▶ **Collected data entries**
*****

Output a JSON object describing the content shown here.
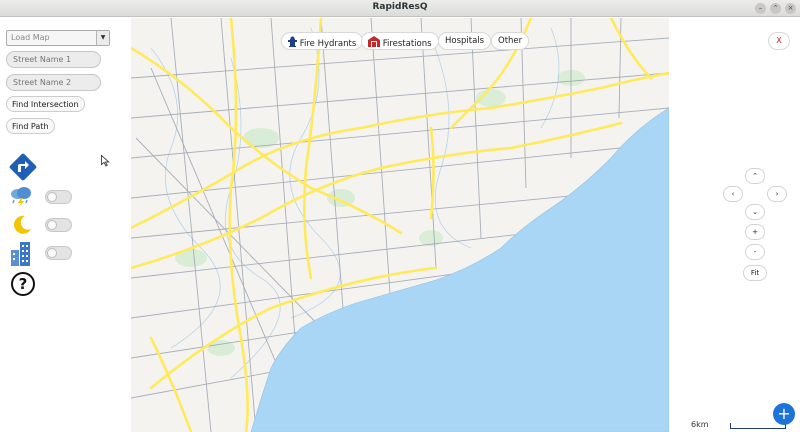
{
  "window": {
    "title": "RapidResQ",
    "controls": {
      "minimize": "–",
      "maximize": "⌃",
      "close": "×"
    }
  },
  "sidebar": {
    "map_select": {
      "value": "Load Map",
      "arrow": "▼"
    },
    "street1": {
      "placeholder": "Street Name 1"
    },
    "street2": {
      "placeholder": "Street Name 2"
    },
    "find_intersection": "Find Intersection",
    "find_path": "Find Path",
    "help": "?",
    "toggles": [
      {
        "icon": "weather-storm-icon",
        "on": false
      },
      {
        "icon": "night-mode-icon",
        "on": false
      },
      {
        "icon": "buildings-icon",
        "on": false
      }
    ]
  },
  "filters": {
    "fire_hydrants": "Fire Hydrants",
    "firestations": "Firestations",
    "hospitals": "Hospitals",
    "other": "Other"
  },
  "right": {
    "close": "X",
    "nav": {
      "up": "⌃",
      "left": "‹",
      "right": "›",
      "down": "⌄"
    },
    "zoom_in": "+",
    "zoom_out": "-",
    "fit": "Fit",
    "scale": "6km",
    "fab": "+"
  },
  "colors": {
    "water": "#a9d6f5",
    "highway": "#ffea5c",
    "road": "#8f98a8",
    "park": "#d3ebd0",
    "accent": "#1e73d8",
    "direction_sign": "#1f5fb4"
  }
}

*****

▶ **Problem to solve**
Among the lines of the material, find those that hold the word "icon" and copy them.

▶ **Task result**
        "icon": "weather-storm-icon",
        "icon": "night-mode-icon",
        "icon": "buildings-icon",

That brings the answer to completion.